* _GIVEN INSTRUCTION_: Transcribe the material below exactly as it appears.
##### DATASET ROWS
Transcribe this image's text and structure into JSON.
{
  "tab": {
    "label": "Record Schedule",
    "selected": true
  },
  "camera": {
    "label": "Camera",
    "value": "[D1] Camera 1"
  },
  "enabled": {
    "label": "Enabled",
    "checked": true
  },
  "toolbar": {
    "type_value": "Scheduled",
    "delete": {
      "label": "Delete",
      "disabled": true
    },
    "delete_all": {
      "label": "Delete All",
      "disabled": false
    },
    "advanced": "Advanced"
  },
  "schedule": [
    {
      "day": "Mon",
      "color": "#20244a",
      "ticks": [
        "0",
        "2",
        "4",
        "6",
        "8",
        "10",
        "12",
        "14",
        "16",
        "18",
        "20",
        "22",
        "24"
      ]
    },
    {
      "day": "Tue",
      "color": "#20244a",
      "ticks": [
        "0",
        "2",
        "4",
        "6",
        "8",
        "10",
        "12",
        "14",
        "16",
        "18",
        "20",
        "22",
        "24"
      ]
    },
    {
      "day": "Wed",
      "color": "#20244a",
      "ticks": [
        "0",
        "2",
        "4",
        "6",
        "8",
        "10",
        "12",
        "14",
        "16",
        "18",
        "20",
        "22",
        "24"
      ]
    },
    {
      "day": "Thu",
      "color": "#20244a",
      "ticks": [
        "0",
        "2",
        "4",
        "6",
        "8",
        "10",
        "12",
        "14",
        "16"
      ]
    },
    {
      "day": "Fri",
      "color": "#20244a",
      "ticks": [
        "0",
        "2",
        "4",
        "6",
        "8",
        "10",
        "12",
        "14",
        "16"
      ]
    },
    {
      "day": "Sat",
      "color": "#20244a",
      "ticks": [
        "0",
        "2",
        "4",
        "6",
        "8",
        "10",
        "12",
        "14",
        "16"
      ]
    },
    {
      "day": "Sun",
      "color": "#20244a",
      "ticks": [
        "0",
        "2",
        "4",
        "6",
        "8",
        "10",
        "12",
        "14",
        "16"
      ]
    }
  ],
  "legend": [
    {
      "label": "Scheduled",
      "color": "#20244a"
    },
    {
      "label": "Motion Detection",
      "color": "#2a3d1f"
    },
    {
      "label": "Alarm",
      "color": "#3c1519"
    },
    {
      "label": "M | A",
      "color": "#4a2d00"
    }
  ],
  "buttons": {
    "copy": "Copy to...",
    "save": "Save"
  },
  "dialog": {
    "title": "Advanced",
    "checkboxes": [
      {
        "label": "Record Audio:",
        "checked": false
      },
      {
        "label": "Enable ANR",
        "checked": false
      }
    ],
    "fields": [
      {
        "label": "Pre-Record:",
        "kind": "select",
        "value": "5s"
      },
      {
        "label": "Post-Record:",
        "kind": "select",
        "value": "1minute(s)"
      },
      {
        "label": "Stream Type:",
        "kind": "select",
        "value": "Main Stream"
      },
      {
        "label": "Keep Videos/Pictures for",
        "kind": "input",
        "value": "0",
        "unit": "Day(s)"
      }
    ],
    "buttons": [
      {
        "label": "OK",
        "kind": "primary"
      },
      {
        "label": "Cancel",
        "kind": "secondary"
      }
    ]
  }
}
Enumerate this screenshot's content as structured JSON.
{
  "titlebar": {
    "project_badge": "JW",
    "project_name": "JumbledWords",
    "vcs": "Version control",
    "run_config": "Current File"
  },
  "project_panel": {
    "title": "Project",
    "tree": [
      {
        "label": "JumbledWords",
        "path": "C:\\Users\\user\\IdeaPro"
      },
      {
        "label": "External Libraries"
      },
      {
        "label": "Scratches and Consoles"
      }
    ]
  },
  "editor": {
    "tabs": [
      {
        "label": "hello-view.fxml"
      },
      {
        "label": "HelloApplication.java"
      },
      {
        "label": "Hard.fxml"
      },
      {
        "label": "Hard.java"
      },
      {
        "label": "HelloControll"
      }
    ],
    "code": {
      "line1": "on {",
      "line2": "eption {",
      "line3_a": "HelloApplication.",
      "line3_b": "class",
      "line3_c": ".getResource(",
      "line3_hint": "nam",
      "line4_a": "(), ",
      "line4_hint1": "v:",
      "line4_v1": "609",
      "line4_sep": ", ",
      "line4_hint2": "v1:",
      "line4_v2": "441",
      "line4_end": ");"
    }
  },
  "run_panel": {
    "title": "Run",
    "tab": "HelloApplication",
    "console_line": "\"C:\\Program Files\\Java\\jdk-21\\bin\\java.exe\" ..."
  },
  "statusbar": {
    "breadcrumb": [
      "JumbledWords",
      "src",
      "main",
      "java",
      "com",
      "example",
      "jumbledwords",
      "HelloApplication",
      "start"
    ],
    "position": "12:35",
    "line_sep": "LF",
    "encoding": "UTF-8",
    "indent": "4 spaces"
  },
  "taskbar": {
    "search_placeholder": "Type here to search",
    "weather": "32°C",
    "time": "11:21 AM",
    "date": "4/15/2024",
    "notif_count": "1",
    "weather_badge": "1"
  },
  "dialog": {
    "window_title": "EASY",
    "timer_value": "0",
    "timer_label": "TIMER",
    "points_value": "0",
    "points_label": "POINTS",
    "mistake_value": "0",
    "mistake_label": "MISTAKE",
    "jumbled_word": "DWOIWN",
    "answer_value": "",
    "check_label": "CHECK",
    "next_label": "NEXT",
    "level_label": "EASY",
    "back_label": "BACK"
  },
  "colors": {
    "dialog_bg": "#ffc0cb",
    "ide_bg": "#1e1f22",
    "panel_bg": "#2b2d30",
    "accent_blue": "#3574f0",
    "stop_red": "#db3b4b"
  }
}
##########
* _WRITTEN SOLUTION_:
Transcribe this image's text and structure into JSON.
{
  "tab": {
    "label": "Record Schedule",
    "selected": true
  },
  "camera": {
    "label": "Camera",
    "value": "[D1] Camera 1"
  },
  "enabled": {
    "label": "Enabled",
    "checked": true
  },
  "toolbar": {
    "type_value": "Scheduled",
    "delete": {
      "label": "Delete",
      "disabled": true
    },
    "delete_all": {
      "label": "Delete All",
      "disabled": false
    },
    "advanced": "Advanced"
  },
  "schedule": [
    {
      "day": "Mon",
      "color": "#20244a",
      "ticks": [
        "0",
        "2",
        "4",
        "6",
        "8",
        "10",
        "12",
        "14",
        "16",
        "18",
        "20",
        "22",
        "24"
      ]
    },
    {
      "day": "Tue",
      "color": "#20244a",
      "ticks": [
        "0",
        "2",
        "4",
        "6",
        "8",
        "10",
        "12",
        "14",
        "16",
        "18",
        "20",
        "22",
        "24"
      ]
    },
    {
      "day": "Wed",
      "color": "#20244a",
      "ticks": [
        "0",
        "2",
        "4",
        "6",
        "8",
        "10",
        "12",
        "14",
        "16",
        "18",
        "20",
        "22",
        "24"
      ]
    },
    {
      "day": "Thu",
      "color": "#20244a",
      "ticks": [
        "0",
        "2",
        "4",
        "6",
        "8",
        "10",
        "12",
        "14",
        "16"
      ]
    },
    {
      "day": "Fri",
      "color": "#20244a",
      "ticks": [
        "0",
        "2",
        "4",
        "6",
        "8",
        "10",
        "12",
        "14",
        "16"
      ]
    },
    {
      "day": "Sat",
      "color": "#20244a",
      "ticks": [
        "0",
        "2",
        "4",
        "6",
        "8",
        "10",
        "12",
        "14",
        "16"
      ]
    },
    {
      "day": "Sun",
      "color": "#20244a",
      "ticks": [
        "0",
        "2",
        "4",
        "6",
        "8",
        "10",
        "12",
        "14",
        "16"
      ]
    }
  ],
  "legend": [
    {
      "label": "Scheduled",
      "color": "#20244a"
    },
    {
      "label": "Motion Detection",
      "color": "#2a3d1f"
    },
    {
      "label": "Alarm",
      "color": "#3c1519"
    },
    {
      "label": "M | A",
      "color": "#4a2d00"
    }
  ],
  "buttons": {
    "copy": "Copy to...",
    "save": "Save"
  },
  "dialog": {
    "title": "Advanced",
    "checkboxes": [
      {
        "label": "Record Audio:",
        "checked": false
      },
      {
        "label": "Enable ANR",
        "checked": false
      }
    ],
    "fields": [
      {
        "label": "Pre-Record:",
        "kind": "select",
        "value": "5s"
      },
      {
        "label": "Post-Record:",
        "kind": "select",
        "value": "1minute(s)"
      },
      {
        "label": "Stream Type:",
        "kind": "select",
        "value": "Main Stream"
      },
      {
        "label": "Keep Videos/Pictures for",
        "kind": "input",
        "value": "0",
        "unit": "Day(s)"
      }
    ],
    "buttons": [
      {
        "label": "OK",
        "kind": "primary"
      },
      {
        "label": "Cancel",
        "kind": "secondary"
      }
    ]
  }
}
Enumerate this screenshot's content as structured JSON.
{
  "titlebar": {
    "project_badge": "JW",
    "project_name": "JumbledWords",
    "vcs": "Version control",
    "run_config": "Current File"
  },
  "project_panel": {
    "title": "Project",
    "tree": [
      {
        "label": "JumbledWords",
        "path": "C:\\Users\\user\\IdeaPro"
      },
      {
        "label": "External Libraries"
      },
      {
        "label": "Scratches and Consoles"
      }
    ]
  },
  "editor": {
    "tabs": [
      {
        "label": "hello-view.fxml"
      },
      {
        "label": "HelloApplication.java"
      },
      {
        "label": "Hard.fxml"
      },
      {
        "label": "Hard.java"
      },
      {
        "label": "HelloControll"
      }
    ],
    "code": {
      "line1": "on {",
      "line2": "eption {",
      "line3_a": "HelloApplication.",
      "line3_b": "class",
      "line3_c": ".getResource(",
      "line3_hint": "nam",
      "line4_a": "(), ",
      "line4_hint1": "v:",
      "line4_v1": "609",
      "line4_sep": ", ",
      "line4_hint2": "v1:",
      "line4_v2": "441",
      "line4_end": ");"
    }
  },
  "run_panel": {
    "title": "Run",
    "tab": "HelloApplication",
    "console_line": "\"C:\\Program Files\\Java\\jdk-21\\bin\\java.exe\" ..."
  },
  "statusbar": {
    "breadcrumb": [
      "JumbledWords",
      "src",
      "main",
      "java",
      "com",
      "example",
      "jumbledwords",
      "HelloApplication",
      "start"
    ],
    "position": "12:35",
    "line_sep": "LF",
    "encoding": "UTF-8",
    "indent": "4 spaces"
  },
  "taskbar": {
    "search_placeholder": "Type here to search",
    "weather": "32°C",
    "time": "11:21 AM",
    "date": "4/15/2024",
    "notif_count": "1",
    "weather_badge": "1"
  },
  "dialog": {
    "window_title": "EASY",
    "timer_value": "0",
    "timer_label": "TIMER",
    "points_value": "0",
    "points_label": "POINTS",
    "mistake_value": "0",
    "mistake_label": "MISTAKE",
    "jumbled_word": "DWOIWN",
    "answer_value": "",
    "check_label": "CHECK",
    "next_label": "NEXT",
    "level_label": "EASY",
    "back_label": "BACK"
  },
  "colors": {
    "dialog_bg": "#ffc0cb",
    "ide_bg": "#1e1f22",
    "panel_bg": "#2b2d30",
    "accent_blue": "#3574f0",
    "stop_red": "#db3b4b"
  }
}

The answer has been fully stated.